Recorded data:

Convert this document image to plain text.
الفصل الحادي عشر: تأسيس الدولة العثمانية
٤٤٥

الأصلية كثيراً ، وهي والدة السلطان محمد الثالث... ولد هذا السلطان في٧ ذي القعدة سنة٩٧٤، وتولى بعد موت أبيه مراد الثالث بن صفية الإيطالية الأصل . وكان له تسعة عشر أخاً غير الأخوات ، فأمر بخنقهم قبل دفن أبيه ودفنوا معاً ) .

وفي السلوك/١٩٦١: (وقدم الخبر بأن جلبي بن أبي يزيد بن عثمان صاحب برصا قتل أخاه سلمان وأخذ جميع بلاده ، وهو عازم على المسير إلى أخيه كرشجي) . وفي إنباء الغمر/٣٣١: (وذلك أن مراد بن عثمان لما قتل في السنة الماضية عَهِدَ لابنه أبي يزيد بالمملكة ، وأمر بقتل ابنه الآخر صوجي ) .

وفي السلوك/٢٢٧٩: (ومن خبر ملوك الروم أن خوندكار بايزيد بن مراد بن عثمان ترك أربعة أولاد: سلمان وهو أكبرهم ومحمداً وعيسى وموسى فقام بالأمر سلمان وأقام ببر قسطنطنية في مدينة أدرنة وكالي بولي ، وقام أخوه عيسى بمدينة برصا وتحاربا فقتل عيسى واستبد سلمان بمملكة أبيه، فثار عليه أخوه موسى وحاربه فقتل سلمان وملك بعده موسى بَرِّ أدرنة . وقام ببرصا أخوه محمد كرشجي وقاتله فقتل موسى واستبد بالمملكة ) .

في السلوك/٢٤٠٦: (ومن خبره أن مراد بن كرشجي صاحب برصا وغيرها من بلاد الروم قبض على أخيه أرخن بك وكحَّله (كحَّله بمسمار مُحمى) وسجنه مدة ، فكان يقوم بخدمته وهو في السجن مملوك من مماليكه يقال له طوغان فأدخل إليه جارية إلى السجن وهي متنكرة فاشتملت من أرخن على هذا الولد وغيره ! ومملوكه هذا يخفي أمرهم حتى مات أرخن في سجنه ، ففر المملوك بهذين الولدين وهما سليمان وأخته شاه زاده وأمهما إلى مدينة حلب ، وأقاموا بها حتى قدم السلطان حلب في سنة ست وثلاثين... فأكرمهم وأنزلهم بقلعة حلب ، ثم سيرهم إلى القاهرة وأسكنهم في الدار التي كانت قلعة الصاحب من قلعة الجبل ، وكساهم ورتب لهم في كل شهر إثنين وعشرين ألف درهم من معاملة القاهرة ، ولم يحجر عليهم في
--
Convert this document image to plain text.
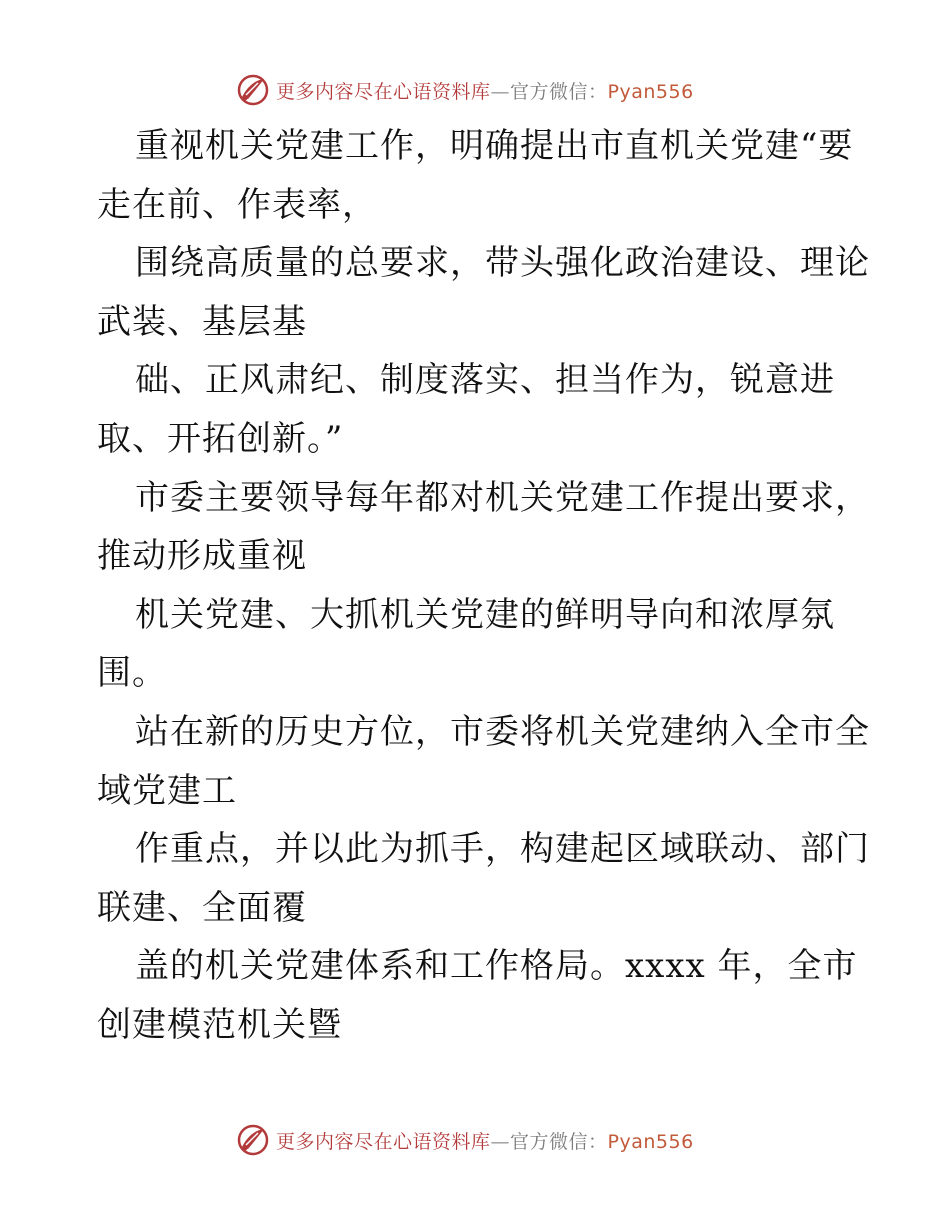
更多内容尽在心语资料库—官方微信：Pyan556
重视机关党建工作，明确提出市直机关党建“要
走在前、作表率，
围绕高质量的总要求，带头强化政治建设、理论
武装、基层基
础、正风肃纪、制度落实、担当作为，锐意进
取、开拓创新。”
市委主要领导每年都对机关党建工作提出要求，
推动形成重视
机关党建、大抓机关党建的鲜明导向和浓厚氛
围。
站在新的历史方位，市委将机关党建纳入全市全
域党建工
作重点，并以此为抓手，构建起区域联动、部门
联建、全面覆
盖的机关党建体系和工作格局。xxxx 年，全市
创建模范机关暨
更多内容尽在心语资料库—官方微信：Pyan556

Short task:
Check every line of the data, and copy the ones that contain "سلمان".

Task result:
وفي السلوك/١٩٦١: (وقدم الخبر بأن جلبي بن أبي يزيد بن عثمان صاحب برصا قتل أخاه سلمان وأخذ جميع بلاده ، وهو عازم على المسير إلى أخيه كرشجي) . وفي إنباء الغمر/٣٣١: (وذلك أن مراد بن عثمان لما قتل في السنة الماضية عَهِدَ لابنه أبي يزيد بالمملكة ، وأمر بقتل ابنه الآخر صوجي ) .
وفي السلوك/٢٢٧٩: (ومن خبر ملوك الروم أن خوندكار بايزيد بن مراد بن عثمان ترك أربعة أولاد: سلمان وهو أكبرهم ومحمداً وعيسى وموسى فقام بالأمر سلمان وأقام ببر قسطنطنية في مدينة أدرنة وكالي بولي ، وقام أخوه عيسى بمدينة برصا وتحاربا فقتل عيسى واستبد سلمان بمملكة أبيه، فثار عليه أخوه موسى وحاربه فقتل سلمان وملك بعده موسى بَرِّ أدرنة . وقام ببرصا أخوه محمد كرشجي وقاتله فقتل موسى واستبد بالمملكة ) .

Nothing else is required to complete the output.